* begin Exercise material *

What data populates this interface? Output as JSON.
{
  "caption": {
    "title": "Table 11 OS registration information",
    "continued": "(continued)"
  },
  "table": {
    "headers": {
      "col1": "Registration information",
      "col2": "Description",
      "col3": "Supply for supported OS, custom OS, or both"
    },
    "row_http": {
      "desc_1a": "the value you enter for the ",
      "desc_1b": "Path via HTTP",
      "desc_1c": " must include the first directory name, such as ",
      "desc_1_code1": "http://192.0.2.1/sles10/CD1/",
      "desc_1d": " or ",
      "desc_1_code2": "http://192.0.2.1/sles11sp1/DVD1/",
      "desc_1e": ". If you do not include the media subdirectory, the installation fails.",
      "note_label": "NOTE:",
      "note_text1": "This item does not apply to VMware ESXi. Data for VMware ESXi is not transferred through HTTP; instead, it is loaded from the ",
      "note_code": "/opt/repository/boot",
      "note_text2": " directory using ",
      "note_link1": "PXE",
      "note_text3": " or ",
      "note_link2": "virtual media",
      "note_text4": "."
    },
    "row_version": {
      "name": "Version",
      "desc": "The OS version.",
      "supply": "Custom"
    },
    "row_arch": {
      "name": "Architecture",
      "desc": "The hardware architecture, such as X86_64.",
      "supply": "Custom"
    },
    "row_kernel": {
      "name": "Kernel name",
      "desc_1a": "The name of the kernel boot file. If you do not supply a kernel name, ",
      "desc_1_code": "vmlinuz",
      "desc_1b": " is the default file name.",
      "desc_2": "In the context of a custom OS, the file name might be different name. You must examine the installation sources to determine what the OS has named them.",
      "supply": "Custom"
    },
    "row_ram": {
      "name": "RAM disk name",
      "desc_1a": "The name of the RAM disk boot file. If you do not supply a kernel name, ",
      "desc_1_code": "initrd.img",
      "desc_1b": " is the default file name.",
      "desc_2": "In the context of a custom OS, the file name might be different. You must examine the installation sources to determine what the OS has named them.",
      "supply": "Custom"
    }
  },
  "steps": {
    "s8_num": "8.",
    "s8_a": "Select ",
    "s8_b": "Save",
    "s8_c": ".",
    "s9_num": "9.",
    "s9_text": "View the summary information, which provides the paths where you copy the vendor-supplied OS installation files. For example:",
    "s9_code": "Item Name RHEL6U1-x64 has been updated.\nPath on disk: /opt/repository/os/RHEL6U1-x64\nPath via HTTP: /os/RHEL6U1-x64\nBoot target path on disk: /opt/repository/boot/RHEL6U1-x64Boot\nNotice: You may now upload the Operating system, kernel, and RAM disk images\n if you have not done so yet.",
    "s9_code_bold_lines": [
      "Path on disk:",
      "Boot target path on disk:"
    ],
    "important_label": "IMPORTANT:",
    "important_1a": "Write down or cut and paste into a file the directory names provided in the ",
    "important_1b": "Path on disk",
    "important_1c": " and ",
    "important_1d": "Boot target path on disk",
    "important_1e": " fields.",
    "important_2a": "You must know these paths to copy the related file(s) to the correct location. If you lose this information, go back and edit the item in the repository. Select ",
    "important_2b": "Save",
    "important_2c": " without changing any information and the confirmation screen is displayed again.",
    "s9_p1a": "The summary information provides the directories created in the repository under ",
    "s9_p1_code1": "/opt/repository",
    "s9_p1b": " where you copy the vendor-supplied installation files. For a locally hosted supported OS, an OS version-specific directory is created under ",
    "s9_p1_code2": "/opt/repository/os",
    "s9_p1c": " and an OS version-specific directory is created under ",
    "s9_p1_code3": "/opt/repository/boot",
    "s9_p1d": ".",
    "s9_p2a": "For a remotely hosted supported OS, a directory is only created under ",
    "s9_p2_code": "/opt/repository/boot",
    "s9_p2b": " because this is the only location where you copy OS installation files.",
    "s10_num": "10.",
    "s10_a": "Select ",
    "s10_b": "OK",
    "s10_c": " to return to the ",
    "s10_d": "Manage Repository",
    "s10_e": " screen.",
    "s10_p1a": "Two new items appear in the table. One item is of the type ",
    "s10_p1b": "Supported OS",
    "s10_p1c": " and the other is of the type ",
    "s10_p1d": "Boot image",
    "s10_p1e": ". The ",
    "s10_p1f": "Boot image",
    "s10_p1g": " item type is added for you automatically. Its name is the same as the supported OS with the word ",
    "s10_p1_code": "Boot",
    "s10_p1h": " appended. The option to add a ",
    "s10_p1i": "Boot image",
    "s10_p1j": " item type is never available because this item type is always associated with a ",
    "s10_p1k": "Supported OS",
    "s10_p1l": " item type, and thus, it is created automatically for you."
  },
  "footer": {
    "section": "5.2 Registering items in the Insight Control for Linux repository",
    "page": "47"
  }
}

* end Exercise material *

* Required task *
Repeat the data above exactly.

* Result for this task *
What data populates this interface? Output as JSON.
{
  "caption": {
    "title": "Table 11 OS registration information",
    "continued": "(continued)"
  },
  "table": {
    "headers": {
      "col1": "Registration information",
      "col2": "Description",
      "col3": "Supply for supported OS, custom OS, or both"
    },
    "row_http": {
      "desc_1a": "the value you enter for the ",
      "desc_1b": "Path via HTTP",
      "desc_1c": " must include the first directory name, such as ",
      "desc_1_code1": "http://192.0.2.1/sles10/CD1/",
      "desc_1d": " or ",
      "desc_1_code2": "http://192.0.2.1/sles11sp1/DVD1/",
      "desc_1e": ". If you do not include the media subdirectory, the installation fails.",
      "note_label": "NOTE:",
      "note_text1": "This item does not apply to VMware ESXi. Data for VMware ESXi is not transferred through HTTP; instead, it is loaded from the ",
      "note_code": "/opt/repository/boot",
      "note_text2": " directory using ",
      "note_link1": "PXE",
      "note_text3": " or ",
      "note_link2": "virtual media",
      "note_text4": "."
    },
    "row_version": {
      "name": "Version",
      "desc": "The OS version.",
      "supply": "Custom"
    },
    "row_arch": {
      "name": "Architecture",
      "desc": "The hardware architecture, such as X86_64.",
      "supply": "Custom"
    },
    "row_kernel": {
      "name": "Kernel name",
      "desc_1a": "The name of the kernel boot file. If you do not supply a kernel name, ",
      "desc_1_code": "vmlinuz",
      "desc_1b": " is the default file name.",
      "desc_2": "In the context of a custom OS, the file name might be different name. You must examine the installation sources to determine what the OS has named them.",
      "supply": "Custom"
    },
    "row_ram": {
      "name": "RAM disk name",
      "desc_1a": "The name of the RAM disk boot file. If you do not supply a kernel name, ",
      "desc_1_code": "initrd.img",
      "desc_1b": " is the default file name.",
      "desc_2": "In the context of a custom OS, the file name might be different. You must examine the installation sources to determine what the OS has named them.",
      "supply": "Custom"
    }
  },
  "steps": {
    "s8_num": "8.",
    "s8_a": "Select ",
    "s8_b": "Save",
    "s8_c": ".",
    "s9_num": "9.",
    "s9_text": "View the summary information, which provides the paths where you copy the vendor-supplied OS installation files. For example:",
    "s9_code": "Item Name RHEL6U1-x64 has been updated.\nPath on disk: /opt/repository/os/RHEL6U1-x64\nPath via HTTP: /os/RHEL6U1-x64\nBoot target path on disk: /opt/repository/boot/RHEL6U1-x64Boot\nNotice: You may now upload the Operating system, kernel, and RAM disk images\n if you have not done so yet.",
    "s9_code_bold_lines": [
      "Path on disk:",
      "Boot target path on disk:"
    ],
    "important_label": "IMPORTANT:",
    "important_1a": "Write down or cut and paste into a file the directory names provided in the ",
    "important_1b": "Path on disk",
    "important_1c": " and ",
    "important_1d": "Boot target path on disk",
    "important_1e": " fields.",
    "important_2a": "You must know these paths to copy the related file(s) to the correct location. If you lose this information, go back and edit the item in the repository. Select ",
    "important_2b": "Save",
    "important_2c": " without changing any information and the confirmation screen is displayed again.",
    "s9_p1a": "The summary information provides the directories created in the repository under ",
    "s9_p1_code1": "/opt/repository",
    "s9_p1b": " where you copy the vendor-supplied installation files. For a locally hosted supported OS, an OS version-specific directory is created under ",
    "s9_p1_code2": "/opt/repository/os",
    "s9_p1c": " and an OS version-specific directory is created under ",
    "s9_p1_code3": "/opt/repository/boot",
    "s9_p1d": ".",
    "s9_p2a": "For a remotely hosted supported OS, a directory is only created under ",
    "s9_p2_code": "/opt/repository/boot",
    "s9_p2b": " because this is the only location where you copy OS installation files.",
    "s10_num": "10.",
    "s10_a": "Select ",
    "s10_b": "OK",
    "s10_c": " to return to the ",
    "s10_d": "Manage Repository",
    "s10_e": " screen.",
    "s10_p1a": "Two new items appear in the table. One item is of the type ",
    "s10_p1b": "Supported OS",
    "s10_p1c": " and the other is of the type ",
    "s10_p1d": "Boot image",
    "s10_p1e": ". The ",
    "s10_p1f": "Boot image",
    "s10_p1g": " item type is added for you automatically. Its name is the same as the supported OS with the word ",
    "s10_p1_code": "Boot",
    "s10_p1h": " appended. The option to add a ",
    "s10_p1i": "Boot image",
    "s10_p1j": " item type is never available because this item type is always associated with a ",
    "s10_p1k": "Supported OS",
    "s10_p1l": " item type, and thus, it is created automatically for you."
  },
  "footer": {
    "section": "5.2 Registering items in the Insight Control for Linux repository",
    "page": "47"
  }
}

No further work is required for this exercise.